[start]
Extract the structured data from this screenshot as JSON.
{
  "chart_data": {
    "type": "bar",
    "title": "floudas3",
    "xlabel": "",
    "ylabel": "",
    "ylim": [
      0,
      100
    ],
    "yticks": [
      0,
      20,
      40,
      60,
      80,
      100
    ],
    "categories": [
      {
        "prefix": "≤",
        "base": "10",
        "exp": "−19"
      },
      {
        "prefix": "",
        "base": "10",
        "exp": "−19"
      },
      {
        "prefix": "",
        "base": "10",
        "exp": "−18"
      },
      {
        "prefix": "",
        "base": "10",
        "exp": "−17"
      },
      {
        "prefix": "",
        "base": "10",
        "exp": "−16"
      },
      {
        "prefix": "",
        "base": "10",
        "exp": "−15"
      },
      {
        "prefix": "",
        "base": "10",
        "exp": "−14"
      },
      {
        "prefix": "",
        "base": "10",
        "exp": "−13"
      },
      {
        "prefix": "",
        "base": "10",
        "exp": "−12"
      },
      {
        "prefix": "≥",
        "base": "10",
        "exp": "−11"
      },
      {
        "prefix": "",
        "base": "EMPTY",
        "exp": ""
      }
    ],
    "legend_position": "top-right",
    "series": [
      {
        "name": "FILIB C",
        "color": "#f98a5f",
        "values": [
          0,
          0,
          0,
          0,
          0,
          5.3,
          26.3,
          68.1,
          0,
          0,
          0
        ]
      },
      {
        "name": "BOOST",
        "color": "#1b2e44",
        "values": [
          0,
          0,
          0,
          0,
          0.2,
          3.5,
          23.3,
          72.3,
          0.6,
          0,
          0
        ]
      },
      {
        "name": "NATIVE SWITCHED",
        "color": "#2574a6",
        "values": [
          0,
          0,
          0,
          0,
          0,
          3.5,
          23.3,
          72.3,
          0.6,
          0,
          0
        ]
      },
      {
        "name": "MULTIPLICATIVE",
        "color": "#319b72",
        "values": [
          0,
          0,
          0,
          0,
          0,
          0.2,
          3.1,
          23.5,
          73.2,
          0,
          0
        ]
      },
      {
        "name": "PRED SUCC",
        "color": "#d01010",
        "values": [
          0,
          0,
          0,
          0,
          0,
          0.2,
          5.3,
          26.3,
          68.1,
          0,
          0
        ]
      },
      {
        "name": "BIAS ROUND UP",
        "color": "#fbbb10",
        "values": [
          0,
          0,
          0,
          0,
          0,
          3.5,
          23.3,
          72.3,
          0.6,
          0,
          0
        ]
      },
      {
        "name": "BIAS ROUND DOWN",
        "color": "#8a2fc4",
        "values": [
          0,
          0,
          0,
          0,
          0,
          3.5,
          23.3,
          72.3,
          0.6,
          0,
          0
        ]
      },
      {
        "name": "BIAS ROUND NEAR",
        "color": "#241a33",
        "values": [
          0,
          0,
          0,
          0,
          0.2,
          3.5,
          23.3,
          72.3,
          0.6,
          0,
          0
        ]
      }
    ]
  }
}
[end]
__Goal__: Set all of the entries down again, exactly as they were given.

__Written solution__:
Extract the structured data from this screenshot as JSON.
{
  "chart_data": {
    "type": "bar",
    "title": "floudas3",
    "xlabel": "",
    "ylabel": "",
    "ylim": [
      0,
      100
    ],
    "yticks": [
      0,
      20,
      40,
      60,
      80,
      100
    ],
    "categories": [
      {
        "prefix": "≤",
        "base": "10",
        "exp": "−19"
      },
      {
        "prefix": "",
        "base": "10",
        "exp": "−19"
      },
      {
        "prefix": "",
        "base": "10",
        "exp": "−18"
      },
      {
        "prefix": "",
        "base": "10",
        "exp": "−17"
      },
      {
        "prefix": "",
        "base": "10",
        "exp": "−16"
      },
      {
        "prefix": "",
        "base": "10",
        "exp": "−15"
      },
      {
        "prefix": "",
        "base": "10",
        "exp": "−14"
      },
      {
        "prefix": "",
        "base": "10",
        "exp": "−13"
      },
      {
        "prefix": "",
        "base": "10",
        "exp": "−12"
      },
      {
        "prefix": "≥",
        "base": "10",
        "exp": "−11"
      },
      {
        "prefix": "",
        "base": "EMPTY",
        "exp": ""
      }
    ],
    "legend_position": "top-right",
    "series": [
      {
        "name": "FILIB C",
        "color": "#f98a5f",
        "values": [
          0,
          0,
          0,
          0,
          0,
          5.3,
          26.3,
          68.1,
          0,
          0,
          0
        ]
      },
      {
        "name": "BOOST",
        "color": "#1b2e44",
        "values": [
          0,
          0,
          0,
          0,
          0.2,
          3.5,
          23.3,
          72.3,
          0.6,
          0,
          0
        ]
      },
      {
        "name": "NATIVE SWITCHED",
        "color": "#2574a6",
        "values": [
          0,
          0,
          0,
          0,
          0,
          3.5,
          23.3,
          72.3,
          0.6,
          0,
          0
        ]
      },
      {
        "name": "MULTIPLICATIVE",
        "color": "#319b72",
        "values": [
          0,
          0,
          0,
          0,
          0,
          0.2,
          3.1,
          23.5,
          73.2,
          0,
          0
        ]
      },
      {
        "name": "PRED SUCC",
        "color": "#d01010",
        "values": [
          0,
          0,
          0,
          0,
          0,
          0.2,
          5.3,
          26.3,
          68.1,
          0,
          0
        ]
      },
      {
        "name": "BIAS ROUND UP",
        "color": "#fbbb10",
        "values": [
          0,
          0,
          0,
          0,
          0,
          3.5,
          23.3,
          72.3,
          0.6,
          0,
          0
        ]
      },
      {
        "name": "BIAS ROUND DOWN",
        "color": "#8a2fc4",
        "values": [
          0,
          0,
          0,
          0,
          0,
          3.5,
          23.3,
          72.3,
          0.6,
          0,
          0
        ]
      },
      {
        "name": "BIAS ROUND NEAR",
        "color": "#241a33",
        "values": [
          0,
          0,
          0,
          0,
          0.2,
          3.5,
          23.3,
          72.3,
          0.6,
          0,
          0
        ]
      }
    ]
  }
}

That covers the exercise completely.